WHAT YOU SHOULD DO:
Locate each line of the material below that contains the string "Users", and copy those lines.

DATA SUPPLIED:
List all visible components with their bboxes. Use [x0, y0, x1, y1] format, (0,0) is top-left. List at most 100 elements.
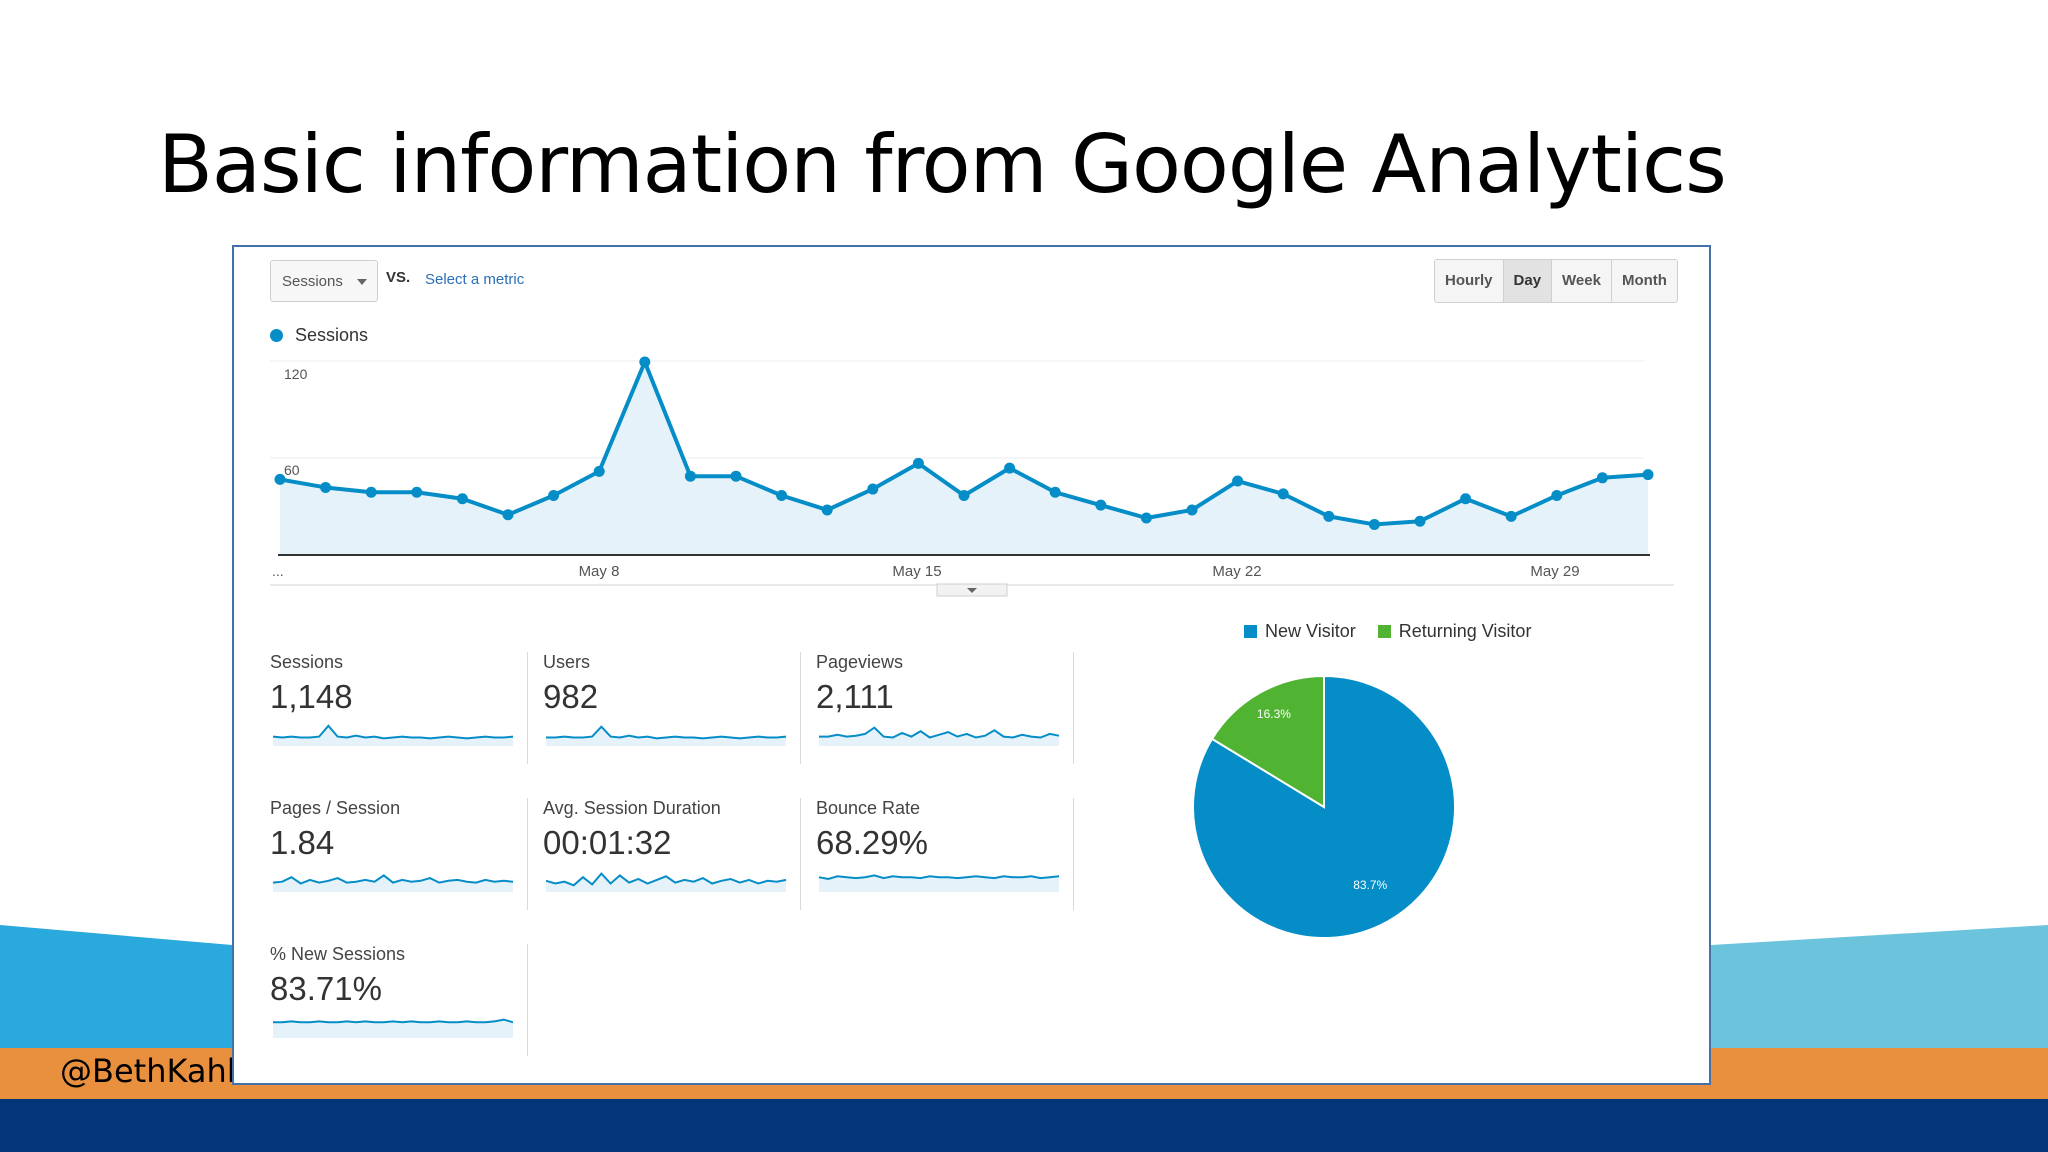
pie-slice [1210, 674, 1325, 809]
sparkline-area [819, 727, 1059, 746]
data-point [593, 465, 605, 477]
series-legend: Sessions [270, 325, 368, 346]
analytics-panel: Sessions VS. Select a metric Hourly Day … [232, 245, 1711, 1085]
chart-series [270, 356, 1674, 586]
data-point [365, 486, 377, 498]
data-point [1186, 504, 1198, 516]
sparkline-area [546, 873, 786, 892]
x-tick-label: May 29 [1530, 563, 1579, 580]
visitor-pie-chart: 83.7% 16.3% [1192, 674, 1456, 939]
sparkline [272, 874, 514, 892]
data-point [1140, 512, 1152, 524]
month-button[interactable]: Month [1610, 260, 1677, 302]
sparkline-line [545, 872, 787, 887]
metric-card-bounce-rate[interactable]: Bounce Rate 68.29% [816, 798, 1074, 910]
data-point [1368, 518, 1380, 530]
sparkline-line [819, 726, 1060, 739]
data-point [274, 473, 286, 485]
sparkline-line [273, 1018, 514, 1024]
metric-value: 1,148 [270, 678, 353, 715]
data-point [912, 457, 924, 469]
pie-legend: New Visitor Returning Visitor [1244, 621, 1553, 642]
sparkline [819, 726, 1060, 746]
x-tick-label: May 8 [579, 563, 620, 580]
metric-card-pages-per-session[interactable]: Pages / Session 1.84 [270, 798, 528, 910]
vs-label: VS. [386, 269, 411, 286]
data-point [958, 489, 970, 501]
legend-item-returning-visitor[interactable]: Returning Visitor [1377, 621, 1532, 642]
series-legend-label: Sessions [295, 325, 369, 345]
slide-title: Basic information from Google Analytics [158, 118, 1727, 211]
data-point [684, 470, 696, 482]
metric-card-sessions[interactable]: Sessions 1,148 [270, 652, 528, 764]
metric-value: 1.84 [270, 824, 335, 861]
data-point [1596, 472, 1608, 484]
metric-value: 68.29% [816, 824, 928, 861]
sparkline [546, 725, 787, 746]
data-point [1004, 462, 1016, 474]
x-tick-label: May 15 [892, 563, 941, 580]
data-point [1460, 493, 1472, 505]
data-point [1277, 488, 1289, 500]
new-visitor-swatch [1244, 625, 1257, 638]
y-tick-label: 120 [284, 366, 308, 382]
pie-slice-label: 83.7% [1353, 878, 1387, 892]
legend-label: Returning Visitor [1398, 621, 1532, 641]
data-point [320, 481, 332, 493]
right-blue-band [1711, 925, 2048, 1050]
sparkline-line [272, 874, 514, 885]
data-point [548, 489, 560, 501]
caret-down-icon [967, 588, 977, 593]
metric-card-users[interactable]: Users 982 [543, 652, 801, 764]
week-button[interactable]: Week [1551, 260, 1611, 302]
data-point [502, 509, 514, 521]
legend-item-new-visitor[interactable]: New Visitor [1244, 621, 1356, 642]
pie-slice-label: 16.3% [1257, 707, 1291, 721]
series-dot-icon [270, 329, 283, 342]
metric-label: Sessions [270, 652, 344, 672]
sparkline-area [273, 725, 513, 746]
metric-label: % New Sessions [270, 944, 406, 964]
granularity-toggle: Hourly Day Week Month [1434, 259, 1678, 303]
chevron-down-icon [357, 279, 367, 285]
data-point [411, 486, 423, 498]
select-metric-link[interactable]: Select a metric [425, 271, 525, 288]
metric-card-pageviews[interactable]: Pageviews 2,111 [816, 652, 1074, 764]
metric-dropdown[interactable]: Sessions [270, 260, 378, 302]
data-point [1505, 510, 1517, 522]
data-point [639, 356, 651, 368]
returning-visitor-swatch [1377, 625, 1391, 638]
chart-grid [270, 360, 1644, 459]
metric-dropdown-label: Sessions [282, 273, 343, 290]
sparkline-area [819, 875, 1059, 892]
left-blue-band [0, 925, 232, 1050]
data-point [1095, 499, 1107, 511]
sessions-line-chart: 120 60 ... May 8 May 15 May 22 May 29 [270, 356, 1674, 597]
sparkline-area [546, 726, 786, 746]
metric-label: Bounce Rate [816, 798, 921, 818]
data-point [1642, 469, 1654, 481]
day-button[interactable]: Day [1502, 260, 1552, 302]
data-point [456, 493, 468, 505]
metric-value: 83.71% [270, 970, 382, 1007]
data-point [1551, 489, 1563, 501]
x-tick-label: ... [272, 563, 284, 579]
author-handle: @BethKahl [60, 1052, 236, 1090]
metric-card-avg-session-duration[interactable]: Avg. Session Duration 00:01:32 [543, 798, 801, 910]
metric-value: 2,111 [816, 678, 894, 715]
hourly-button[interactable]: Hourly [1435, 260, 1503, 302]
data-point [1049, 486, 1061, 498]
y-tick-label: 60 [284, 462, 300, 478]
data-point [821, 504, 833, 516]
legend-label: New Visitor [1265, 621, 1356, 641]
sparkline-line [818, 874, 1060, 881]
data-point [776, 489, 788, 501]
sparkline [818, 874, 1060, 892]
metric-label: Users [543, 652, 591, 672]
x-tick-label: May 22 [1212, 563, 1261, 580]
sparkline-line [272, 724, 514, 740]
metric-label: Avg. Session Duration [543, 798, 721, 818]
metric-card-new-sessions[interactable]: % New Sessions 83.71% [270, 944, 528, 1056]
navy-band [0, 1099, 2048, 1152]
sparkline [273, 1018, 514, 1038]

COMPLETE ANSWER:
metric-card-users[interactable]: Users 982 [543, 652, 801, 764]
metric-label: Users [543, 652, 591, 672]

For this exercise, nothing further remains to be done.